- What is being asked -
Only the number is wanted: how many lines in the data contain "Steel"?

(Entries from a dataset)
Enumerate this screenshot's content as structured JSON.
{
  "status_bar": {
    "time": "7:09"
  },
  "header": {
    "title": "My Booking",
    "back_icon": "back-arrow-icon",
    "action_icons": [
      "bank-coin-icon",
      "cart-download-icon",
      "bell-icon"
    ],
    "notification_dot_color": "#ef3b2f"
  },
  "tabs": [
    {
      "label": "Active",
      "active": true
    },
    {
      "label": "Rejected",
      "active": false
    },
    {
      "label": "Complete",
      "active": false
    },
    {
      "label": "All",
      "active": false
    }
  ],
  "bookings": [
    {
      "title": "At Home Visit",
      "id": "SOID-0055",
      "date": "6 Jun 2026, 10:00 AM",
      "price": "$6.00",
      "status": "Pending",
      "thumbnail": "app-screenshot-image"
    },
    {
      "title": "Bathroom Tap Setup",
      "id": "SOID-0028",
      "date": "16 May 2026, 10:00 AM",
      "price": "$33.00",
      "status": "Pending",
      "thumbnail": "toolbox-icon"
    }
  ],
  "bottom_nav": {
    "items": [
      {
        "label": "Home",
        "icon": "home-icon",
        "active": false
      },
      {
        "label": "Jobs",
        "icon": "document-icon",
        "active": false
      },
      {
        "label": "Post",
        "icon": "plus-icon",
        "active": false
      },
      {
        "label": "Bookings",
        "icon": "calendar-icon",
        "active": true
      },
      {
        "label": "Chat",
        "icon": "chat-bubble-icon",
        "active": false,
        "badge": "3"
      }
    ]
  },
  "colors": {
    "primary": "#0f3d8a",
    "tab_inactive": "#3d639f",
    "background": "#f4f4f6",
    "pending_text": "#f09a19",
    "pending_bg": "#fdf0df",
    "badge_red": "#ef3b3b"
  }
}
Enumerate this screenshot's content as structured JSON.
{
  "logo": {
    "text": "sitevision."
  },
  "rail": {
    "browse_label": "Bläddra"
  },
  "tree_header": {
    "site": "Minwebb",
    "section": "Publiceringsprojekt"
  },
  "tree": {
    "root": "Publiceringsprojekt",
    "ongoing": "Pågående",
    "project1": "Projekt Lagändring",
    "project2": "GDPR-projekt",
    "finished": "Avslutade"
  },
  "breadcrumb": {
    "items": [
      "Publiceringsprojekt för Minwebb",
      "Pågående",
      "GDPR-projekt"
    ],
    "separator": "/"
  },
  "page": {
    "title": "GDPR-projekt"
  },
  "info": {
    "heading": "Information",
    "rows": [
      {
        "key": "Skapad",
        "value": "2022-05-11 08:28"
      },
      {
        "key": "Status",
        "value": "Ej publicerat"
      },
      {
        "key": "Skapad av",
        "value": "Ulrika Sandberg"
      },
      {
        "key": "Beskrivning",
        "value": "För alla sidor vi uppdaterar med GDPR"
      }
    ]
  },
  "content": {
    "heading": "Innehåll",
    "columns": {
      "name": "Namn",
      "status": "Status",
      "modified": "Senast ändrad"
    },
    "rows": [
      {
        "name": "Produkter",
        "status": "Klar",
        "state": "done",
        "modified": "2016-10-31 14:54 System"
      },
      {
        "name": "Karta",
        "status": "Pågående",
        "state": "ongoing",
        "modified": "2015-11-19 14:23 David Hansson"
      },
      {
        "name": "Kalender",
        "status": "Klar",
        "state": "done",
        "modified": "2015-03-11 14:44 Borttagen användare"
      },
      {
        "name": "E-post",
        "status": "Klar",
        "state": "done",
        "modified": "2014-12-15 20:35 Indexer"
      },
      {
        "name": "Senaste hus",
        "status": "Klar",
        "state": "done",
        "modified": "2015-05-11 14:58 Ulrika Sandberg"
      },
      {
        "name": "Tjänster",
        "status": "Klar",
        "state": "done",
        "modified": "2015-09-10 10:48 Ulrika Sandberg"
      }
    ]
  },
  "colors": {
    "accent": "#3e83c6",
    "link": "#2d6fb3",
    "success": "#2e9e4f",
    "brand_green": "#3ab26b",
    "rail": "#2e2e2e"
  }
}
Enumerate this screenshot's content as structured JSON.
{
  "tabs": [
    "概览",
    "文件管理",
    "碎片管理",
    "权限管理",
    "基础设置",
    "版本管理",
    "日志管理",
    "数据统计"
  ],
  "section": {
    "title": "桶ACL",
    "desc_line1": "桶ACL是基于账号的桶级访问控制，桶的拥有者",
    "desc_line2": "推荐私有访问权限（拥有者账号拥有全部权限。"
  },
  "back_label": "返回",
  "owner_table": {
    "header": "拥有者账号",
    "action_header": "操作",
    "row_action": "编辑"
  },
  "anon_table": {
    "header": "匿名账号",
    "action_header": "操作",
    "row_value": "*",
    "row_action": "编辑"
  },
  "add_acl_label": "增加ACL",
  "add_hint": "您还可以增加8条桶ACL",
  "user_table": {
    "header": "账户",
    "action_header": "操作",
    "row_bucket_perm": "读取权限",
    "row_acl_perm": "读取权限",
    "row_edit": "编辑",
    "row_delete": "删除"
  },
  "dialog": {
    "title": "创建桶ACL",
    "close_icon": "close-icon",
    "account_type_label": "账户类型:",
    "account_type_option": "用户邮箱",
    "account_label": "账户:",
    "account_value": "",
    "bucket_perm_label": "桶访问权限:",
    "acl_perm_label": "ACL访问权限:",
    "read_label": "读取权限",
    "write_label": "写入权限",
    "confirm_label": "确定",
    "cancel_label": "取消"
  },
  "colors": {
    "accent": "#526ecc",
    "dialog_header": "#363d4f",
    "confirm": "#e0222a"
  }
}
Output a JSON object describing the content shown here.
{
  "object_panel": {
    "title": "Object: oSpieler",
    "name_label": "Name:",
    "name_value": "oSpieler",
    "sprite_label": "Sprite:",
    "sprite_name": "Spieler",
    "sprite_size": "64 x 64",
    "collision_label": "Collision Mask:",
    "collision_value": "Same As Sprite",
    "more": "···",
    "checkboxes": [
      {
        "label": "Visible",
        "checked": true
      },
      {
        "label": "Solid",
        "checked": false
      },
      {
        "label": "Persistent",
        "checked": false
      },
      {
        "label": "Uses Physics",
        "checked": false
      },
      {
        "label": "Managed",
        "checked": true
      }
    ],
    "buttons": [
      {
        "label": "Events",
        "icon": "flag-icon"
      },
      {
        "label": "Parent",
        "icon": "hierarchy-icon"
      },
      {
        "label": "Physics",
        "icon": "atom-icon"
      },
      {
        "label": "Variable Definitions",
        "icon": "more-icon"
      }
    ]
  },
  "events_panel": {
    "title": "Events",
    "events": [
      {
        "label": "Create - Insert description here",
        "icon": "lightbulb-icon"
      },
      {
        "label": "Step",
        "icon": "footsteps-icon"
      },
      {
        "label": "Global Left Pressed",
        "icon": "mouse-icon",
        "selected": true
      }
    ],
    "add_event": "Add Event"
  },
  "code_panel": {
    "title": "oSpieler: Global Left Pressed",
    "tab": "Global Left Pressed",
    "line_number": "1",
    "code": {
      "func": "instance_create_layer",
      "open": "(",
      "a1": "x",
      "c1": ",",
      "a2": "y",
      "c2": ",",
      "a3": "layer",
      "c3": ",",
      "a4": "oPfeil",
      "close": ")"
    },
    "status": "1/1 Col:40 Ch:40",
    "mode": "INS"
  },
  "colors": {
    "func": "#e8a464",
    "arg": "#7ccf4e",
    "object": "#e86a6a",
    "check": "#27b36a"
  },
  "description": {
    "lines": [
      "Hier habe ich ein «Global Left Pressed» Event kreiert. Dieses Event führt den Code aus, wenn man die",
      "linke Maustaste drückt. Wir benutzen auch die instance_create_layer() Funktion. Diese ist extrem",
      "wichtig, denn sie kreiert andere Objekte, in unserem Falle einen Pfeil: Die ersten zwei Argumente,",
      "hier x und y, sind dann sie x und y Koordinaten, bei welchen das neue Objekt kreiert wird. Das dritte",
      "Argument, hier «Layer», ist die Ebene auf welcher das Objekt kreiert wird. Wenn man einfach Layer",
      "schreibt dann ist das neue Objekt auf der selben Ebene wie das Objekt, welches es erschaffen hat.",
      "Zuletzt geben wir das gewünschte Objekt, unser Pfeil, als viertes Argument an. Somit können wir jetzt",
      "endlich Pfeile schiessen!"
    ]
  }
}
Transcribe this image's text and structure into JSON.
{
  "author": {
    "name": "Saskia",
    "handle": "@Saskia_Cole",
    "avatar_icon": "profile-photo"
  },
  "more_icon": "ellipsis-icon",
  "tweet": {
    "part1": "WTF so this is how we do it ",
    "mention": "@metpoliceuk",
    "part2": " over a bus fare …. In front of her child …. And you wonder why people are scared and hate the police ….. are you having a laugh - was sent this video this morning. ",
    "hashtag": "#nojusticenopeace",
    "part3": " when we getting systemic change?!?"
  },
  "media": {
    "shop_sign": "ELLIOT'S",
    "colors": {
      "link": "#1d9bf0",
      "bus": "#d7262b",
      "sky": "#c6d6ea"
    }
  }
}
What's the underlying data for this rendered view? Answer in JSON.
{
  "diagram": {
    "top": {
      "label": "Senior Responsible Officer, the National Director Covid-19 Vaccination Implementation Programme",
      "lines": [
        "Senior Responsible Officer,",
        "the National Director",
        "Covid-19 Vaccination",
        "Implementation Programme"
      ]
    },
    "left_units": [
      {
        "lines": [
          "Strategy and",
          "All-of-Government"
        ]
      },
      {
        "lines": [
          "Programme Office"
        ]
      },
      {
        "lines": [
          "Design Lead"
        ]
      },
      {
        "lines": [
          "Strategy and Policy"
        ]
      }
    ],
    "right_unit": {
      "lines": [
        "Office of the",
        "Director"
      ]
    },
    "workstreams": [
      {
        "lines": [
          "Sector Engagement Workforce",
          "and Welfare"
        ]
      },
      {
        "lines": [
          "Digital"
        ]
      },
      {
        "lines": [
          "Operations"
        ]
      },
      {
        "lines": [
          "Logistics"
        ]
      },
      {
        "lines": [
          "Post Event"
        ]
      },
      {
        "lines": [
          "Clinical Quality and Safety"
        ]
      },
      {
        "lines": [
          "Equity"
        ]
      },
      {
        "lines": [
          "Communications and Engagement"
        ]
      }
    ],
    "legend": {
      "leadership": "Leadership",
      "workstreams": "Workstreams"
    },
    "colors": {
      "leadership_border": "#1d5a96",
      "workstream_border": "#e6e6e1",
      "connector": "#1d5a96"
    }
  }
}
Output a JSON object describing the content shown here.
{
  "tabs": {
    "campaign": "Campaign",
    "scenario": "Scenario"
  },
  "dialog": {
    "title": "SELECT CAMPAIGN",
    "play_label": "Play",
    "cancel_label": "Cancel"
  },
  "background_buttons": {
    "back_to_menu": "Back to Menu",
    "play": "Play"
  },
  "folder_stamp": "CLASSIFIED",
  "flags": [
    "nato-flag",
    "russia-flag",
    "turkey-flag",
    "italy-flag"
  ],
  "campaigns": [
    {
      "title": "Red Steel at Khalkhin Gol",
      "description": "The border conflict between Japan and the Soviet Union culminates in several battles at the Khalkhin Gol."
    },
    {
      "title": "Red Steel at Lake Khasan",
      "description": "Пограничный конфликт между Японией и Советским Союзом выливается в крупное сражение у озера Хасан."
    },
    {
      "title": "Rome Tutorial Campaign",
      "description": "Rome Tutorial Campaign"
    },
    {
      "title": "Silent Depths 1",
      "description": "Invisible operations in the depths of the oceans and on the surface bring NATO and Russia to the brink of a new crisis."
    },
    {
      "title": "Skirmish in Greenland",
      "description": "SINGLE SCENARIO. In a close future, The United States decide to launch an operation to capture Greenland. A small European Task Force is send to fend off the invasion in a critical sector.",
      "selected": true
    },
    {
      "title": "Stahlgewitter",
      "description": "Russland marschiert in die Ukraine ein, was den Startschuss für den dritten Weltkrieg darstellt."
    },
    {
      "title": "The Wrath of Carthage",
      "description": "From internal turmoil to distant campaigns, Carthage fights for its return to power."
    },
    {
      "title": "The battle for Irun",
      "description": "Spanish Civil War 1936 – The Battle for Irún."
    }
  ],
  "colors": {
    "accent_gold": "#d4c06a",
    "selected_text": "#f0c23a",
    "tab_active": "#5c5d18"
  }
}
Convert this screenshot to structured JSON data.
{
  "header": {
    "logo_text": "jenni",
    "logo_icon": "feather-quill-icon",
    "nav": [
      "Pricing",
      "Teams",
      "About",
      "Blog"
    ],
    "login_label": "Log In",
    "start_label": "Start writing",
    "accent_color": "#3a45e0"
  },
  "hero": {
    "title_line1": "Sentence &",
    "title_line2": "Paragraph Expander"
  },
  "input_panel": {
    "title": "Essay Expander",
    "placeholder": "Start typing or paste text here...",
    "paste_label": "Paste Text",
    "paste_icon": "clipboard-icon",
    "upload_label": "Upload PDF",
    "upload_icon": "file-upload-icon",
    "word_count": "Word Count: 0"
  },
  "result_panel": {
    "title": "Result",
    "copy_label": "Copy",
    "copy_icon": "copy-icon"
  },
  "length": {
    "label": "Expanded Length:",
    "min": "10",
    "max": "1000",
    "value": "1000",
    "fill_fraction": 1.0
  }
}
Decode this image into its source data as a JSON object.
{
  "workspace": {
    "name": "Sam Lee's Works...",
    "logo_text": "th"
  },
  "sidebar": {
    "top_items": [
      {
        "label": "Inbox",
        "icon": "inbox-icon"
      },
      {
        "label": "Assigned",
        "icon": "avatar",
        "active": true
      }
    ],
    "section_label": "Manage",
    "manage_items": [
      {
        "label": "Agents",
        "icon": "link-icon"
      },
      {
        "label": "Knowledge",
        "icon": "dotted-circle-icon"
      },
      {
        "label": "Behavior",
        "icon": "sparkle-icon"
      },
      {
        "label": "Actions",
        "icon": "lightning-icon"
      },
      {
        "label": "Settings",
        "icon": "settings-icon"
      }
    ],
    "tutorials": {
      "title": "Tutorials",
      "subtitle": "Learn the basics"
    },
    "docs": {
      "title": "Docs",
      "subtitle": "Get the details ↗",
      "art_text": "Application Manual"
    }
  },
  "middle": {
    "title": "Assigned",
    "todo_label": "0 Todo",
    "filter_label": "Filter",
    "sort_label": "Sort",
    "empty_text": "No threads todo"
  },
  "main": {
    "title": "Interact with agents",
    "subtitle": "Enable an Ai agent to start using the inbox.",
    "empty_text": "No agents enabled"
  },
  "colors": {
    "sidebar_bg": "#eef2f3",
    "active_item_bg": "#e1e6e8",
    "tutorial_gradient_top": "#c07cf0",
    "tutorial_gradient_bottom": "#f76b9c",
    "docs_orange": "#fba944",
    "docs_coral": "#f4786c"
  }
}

- Response to this task -
2